┌─ DATA RECORDS

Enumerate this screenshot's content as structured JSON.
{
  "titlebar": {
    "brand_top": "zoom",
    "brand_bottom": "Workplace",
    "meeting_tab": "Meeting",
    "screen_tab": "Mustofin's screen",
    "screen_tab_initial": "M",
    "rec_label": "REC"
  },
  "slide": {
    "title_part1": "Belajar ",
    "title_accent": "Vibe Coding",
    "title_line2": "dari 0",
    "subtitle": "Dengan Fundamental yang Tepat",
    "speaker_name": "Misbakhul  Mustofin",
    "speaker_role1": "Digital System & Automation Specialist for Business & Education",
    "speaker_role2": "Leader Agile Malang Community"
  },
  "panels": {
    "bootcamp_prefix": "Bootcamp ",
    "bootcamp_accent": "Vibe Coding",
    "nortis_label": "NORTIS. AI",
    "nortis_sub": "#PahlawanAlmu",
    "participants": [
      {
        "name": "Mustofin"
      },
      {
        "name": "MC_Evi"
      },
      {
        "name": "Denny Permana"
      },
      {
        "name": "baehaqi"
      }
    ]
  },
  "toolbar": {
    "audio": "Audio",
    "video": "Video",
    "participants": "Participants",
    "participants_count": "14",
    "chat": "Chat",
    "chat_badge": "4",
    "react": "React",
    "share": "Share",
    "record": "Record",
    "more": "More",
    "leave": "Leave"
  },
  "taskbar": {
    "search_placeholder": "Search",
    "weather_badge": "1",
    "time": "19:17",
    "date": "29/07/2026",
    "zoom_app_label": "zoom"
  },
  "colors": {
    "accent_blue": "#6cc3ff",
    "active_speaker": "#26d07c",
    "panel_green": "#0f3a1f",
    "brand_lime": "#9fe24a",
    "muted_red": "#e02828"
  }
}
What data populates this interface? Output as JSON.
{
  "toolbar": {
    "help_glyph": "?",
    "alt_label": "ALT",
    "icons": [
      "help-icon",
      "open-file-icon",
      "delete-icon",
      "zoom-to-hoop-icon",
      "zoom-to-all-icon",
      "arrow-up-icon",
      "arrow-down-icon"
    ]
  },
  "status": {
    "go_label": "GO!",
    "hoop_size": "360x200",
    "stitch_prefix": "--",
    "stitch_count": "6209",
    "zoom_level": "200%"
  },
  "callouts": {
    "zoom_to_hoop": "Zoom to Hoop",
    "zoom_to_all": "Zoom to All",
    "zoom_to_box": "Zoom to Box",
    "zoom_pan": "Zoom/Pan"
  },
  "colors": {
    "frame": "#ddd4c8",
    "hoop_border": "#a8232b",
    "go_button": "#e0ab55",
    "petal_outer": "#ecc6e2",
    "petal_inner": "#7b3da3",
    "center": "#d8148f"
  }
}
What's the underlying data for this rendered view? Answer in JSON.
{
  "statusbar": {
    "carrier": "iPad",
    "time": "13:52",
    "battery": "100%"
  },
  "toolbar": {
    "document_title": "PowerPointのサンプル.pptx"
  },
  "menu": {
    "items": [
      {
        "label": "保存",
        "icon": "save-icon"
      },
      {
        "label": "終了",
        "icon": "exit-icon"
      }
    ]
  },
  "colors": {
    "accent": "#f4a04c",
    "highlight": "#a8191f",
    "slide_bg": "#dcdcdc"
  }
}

└─

• _EXERCISE_: Each entry is to be returned in full, character for character.

• _FINAL ANSWER_:
Enumerate this screenshot's content as structured JSON.
{
  "titlebar": {
    "brand_top": "zoom",
    "brand_bottom": "Workplace",
    "meeting_tab": "Meeting",
    "screen_tab": "Mustofin's screen",
    "screen_tab_initial": "M",
    "rec_label": "REC"
  },
  "slide": {
    "title_part1": "Belajar ",
    "title_accent": "Vibe Coding",
    "title_line2": "dari 0",
    "subtitle": "Dengan Fundamental yang Tepat",
    "speaker_name": "Misbakhul  Mustofin",
    "speaker_role1": "Digital System & Automation Specialist for Business & Education",
    "speaker_role2": "Leader Agile Malang Community"
  },
  "panels": {
    "bootcamp_prefix": "Bootcamp ",
    "bootcamp_accent": "Vibe Coding",
    "nortis_label": "NORTIS. AI",
    "nortis_sub": "#PahlawanAlmu",
    "participants": [
      {
        "name": "Mustofin"
      },
      {
        "name": "MC_Evi"
      },
      {
        "name": "Denny Permana"
      },
      {
        "name": "baehaqi"
      }
    ]
  },
  "toolbar": {
    "audio": "Audio",
    "video": "Video",
    "participants": "Participants",
    "participants_count": "14",
    "chat": "Chat",
    "chat_badge": "4",
    "react": "React",
    "share": "Share",
    "record": "Record",
    "more": "More",
    "leave": "Leave"
  },
  "taskbar": {
    "search_placeholder": "Search",
    "weather_badge": "1",
    "time": "19:17",
    "date": "29/07/2026",
    "zoom_app_label": "zoom"
  },
  "colors": {
    "accent_blue": "#6cc3ff",
    "active_speaker": "#26d07c",
    "panel_green": "#0f3a1f",
    "brand_lime": "#9fe24a",
    "muted_red": "#e02828"
  }
}
What data populates this interface? Output as JSON.
{
  "toolbar": {
    "help_glyph": "?",
    "alt_label": "ALT",
    "icons": [
      "help-icon",
      "open-file-icon",
      "delete-icon",
      "zoom-to-hoop-icon",
      "zoom-to-all-icon",
      "arrow-up-icon",
      "arrow-down-icon"
    ]
  },
  "status": {
    "go_label": "GO!",
    "hoop_size": "360x200",
    "stitch_prefix": "--",
    "stitch_count": "6209",
    "zoom_level": "200%"
  },
  "callouts": {
    "zoom_to_hoop": "Zoom to Hoop",
    "zoom_to_all": "Zoom to All",
    "zoom_to_box": "Zoom to Box",
    "zoom_pan": "Zoom/Pan"
  },
  "colors": {
    "frame": "#ddd4c8",
    "hoop_border": "#a8232b",
    "go_button": "#e0ab55",
    "petal_outer": "#ecc6e2",
    "petal_inner": "#7b3da3",
    "center": "#d8148f"
  }
}
What's the underlying data for this rendered view? Answer in JSON.
{
  "statusbar": {
    "carrier": "iPad",
    "time": "13:52",
    "battery": "100%"
  },
  "toolbar": {
    "document_title": "PowerPointのサンプル.pptx"
  },
  "menu": {
    "items": [
      {
        "label": "保存",
        "icon": "save-icon"
      },
      {
        "label": "終了",
        "icon": "exit-icon"
      }
    ]
  },
  "colors": {
    "accent": "#f4a04c",
    "highlight": "#a8191f",
    "slide_bg": "#dcdcdc"
  }
}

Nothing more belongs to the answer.